→ Supplied text
☆ ☆ ☆ ☆ ☆

I didn't try all of them, but the first can be solved with only 4 swordfishes:

Code: Select all

   479       46789     1         2         56789     58        468       46789     3         
   379       36789     2         4         16789     18        68        6789      5         
   5         46789     4679      679       6789      3         1         246789    26789     
   1         23459     349       59        24589     6         7         23589     289       
   23479     2345679   34679     1579      1245789   12458     2368      1235689   2689     
   279       25679     8         3         12579     125       26        12569     4         
   23479     23479     5         8         2346      24        2346      23467     1         
   6         1234      34        15        12345     7         9         2348      28       
   8         12347     347       16        12346     9         5         23467     267       
232 candidates, 1650 csp-links and 1650 links. Density = 6.16%

swordfish-in-columns: n7{c3 c4 c9}{r9 r5 r3} ==> r9c8 ≠ 7, r9c2 ≠ 7, r5c5 ≠ 7, r5c2 ≠ 7, r5c1 ≠ 7, r3c8 ≠ 7, r3c5 ≠ 7, r3c2 ≠ 7
swordfish-in-columns: n2{c1 c6 c7}{r7 r6 r5} ==> r7c8 ≠ 2, r7c5 ≠ 2, r7c2 ≠ 2, r6c8 ≠ 2, r6c5 ≠ 2, r6c2 ≠ 2, r5c9 ≠ 2, r5c8 ≠ 2, r5c5 ≠ 2, r5c2 ≠ 2
swordfish-in-columns: n9{c3 c4 c9}{r5 r4 r3} ==> r5c8 ≠ 9, r5c5 ≠ 9, r5c2 ≠ 9, r5c1 ≠ 9, r4c8 ≠ 9, r4c5 ≠ 9, r4c2 ≠ 9, r3c8 ≠ 9, r3c5 ≠ 9, r3c2 ≠ 9
swordfish-in-columns: n6{c3 c4 c9}{r5 r3 r9} ==> r9c8 ≠ 6, r9c5 ≠ 6, r5c8 ≠ 6, r5c7 ≠ 6, r5c2 ≠ 6, r3c8 ≠ 6, r3c5 ≠ 6, r3c2 ≠ 6
stte

The -1 difference may come from the order in which they are applied.

☆ ☆ ☆ ☆ ☆

→ Supplied information
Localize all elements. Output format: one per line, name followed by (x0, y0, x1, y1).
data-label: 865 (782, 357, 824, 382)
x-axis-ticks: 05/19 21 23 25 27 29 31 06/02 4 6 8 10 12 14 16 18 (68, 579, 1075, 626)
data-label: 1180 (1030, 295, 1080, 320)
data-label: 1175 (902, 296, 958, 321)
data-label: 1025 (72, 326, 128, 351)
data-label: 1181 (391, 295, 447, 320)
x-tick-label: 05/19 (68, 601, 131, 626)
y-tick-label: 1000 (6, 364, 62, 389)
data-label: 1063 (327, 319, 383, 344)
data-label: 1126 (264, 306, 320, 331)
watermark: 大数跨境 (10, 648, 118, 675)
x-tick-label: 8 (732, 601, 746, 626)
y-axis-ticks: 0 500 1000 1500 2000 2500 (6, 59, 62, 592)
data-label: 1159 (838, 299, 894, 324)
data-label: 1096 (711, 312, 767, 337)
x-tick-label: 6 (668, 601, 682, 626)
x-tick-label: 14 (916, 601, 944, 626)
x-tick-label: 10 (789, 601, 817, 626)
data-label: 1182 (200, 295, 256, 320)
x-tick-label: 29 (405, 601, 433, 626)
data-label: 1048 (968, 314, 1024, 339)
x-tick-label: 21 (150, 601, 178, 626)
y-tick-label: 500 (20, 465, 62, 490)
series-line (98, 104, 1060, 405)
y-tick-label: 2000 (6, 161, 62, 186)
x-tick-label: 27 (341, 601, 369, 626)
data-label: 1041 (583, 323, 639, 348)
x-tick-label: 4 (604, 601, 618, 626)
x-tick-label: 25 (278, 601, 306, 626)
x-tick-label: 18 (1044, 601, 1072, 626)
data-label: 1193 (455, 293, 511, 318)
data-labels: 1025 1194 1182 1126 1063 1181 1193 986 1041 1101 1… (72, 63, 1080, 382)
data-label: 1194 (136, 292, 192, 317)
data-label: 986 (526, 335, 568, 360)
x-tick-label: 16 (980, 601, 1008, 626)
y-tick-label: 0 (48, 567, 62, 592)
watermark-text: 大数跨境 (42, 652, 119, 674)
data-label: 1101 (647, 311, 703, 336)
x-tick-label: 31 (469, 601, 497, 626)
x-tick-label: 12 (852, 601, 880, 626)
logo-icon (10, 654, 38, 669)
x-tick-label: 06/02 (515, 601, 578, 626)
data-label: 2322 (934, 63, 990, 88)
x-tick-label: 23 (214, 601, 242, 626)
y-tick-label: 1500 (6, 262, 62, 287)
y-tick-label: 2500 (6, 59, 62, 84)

☆ ☆ ☆ ☆ ☆

→ Activities
1. List every digit for which the swordfish post gives a swordfish-in-columns.
2. Answer these questions from the swordfish post:
(a) How many candidates does the grid have?
(b) What density is reported?
(c) According to the writer, what may the -1 difference come from?
3. Say whether each statement agrees with the swordfish post, and quote the deciding words:
(a) The writer tried all of them.
(b) The swordfish for digit 2 uses columns c1, c6 and c7.
(c) The number of csp-links differs from the number of links.
The material has no connection to the swordfish post.

→ Responses to the tasks
1. 7, 2, 9, 6

2.
(a) 232
(b) 6.16%
(c) The order in which they are applied.

3.
(a) No: "I didn't try all of them"
(b) Yes: "n2{c1 c6 c7}"
(c) No: "1650 csp-links and 1650 links"